Where a line below holds the string "Unity", copy that line.

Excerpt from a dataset
════

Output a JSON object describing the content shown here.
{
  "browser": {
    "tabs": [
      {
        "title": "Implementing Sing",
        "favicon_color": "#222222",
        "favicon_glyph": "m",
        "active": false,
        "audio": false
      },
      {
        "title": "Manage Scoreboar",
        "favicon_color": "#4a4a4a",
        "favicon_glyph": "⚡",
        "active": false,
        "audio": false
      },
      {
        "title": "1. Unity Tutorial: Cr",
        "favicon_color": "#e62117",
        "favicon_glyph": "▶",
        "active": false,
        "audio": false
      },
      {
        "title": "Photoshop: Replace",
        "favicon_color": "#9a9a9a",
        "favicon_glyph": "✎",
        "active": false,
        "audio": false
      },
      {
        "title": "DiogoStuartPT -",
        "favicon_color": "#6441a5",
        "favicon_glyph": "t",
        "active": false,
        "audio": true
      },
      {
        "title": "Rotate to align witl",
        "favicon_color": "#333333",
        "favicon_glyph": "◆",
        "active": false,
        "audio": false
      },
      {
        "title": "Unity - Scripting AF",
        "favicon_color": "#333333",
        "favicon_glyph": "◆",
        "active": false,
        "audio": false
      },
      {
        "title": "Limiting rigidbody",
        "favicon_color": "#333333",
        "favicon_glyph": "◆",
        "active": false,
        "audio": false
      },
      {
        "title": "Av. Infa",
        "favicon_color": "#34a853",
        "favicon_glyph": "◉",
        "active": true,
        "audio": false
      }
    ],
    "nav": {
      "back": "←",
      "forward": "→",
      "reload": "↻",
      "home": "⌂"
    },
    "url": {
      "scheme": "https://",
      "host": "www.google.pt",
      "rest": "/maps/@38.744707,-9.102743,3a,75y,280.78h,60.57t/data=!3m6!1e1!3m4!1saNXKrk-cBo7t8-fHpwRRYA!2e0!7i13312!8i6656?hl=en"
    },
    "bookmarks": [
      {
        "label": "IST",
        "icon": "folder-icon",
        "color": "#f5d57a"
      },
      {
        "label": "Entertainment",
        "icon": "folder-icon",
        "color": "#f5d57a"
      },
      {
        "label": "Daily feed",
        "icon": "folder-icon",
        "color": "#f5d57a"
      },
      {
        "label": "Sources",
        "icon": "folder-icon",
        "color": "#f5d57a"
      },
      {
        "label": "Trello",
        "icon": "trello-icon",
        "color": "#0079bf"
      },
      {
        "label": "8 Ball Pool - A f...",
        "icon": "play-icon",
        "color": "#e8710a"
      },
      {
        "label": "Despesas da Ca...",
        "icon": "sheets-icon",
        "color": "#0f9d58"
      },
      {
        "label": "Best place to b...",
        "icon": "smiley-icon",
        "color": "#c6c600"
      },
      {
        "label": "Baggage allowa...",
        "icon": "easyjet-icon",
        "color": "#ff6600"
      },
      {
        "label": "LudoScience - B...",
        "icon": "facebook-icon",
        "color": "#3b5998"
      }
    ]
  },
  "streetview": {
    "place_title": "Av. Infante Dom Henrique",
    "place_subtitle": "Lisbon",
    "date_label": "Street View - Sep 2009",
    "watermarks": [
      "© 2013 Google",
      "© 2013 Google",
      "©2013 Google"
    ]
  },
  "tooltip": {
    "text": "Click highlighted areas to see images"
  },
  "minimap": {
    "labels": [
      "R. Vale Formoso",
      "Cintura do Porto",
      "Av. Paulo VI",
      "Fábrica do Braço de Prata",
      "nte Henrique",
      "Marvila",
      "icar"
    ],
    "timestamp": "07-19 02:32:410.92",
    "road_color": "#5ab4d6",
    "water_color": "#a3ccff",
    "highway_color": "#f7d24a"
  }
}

════

■ TASK ANSWER ■
        "title": "1. Unity Tutorial: Cr",
        "title": "Unity - Scripting AF",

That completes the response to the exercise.